Count the lines containing "район". Give the number alone.

** BEGIN Listed records **

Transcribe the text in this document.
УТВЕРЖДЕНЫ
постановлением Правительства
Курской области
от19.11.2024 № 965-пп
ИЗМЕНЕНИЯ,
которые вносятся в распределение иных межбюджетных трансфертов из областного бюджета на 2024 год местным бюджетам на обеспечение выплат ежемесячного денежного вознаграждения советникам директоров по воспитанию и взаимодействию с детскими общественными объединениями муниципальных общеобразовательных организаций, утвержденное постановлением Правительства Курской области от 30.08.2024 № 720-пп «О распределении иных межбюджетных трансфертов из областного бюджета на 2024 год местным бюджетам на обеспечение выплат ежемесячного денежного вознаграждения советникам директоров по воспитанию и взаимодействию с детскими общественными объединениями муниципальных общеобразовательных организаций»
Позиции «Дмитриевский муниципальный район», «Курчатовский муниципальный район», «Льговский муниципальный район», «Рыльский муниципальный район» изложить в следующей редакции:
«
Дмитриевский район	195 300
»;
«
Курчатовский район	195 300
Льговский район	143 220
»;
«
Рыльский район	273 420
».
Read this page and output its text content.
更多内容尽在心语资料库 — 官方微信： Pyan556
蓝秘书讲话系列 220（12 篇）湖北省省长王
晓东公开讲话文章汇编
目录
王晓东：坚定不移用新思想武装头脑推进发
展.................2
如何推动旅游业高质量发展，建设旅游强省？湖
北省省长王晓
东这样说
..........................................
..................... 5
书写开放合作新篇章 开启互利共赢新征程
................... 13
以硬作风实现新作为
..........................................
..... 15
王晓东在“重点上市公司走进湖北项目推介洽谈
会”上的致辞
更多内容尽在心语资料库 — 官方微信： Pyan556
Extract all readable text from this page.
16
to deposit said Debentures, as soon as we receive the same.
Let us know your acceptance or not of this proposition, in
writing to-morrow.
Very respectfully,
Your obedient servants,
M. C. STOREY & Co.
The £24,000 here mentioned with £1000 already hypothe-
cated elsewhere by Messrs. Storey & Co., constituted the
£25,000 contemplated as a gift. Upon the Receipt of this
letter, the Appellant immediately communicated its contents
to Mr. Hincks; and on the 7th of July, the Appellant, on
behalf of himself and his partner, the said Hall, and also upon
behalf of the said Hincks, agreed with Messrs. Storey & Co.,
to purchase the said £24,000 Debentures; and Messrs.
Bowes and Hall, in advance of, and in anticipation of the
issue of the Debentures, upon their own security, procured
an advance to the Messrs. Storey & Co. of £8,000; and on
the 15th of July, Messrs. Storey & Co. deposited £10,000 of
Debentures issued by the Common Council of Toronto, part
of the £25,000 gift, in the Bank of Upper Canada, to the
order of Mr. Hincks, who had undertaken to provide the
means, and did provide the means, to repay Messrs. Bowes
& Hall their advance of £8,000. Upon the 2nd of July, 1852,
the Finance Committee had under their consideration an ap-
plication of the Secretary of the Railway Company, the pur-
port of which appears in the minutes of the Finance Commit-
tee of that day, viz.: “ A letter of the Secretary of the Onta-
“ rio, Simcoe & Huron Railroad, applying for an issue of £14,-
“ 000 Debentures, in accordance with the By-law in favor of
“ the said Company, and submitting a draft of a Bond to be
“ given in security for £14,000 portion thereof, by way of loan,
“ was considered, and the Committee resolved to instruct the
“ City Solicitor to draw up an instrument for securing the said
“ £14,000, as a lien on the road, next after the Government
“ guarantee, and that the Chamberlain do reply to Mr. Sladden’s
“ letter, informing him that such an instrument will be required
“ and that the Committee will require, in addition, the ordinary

** END Listed records **

Answer for the task: 5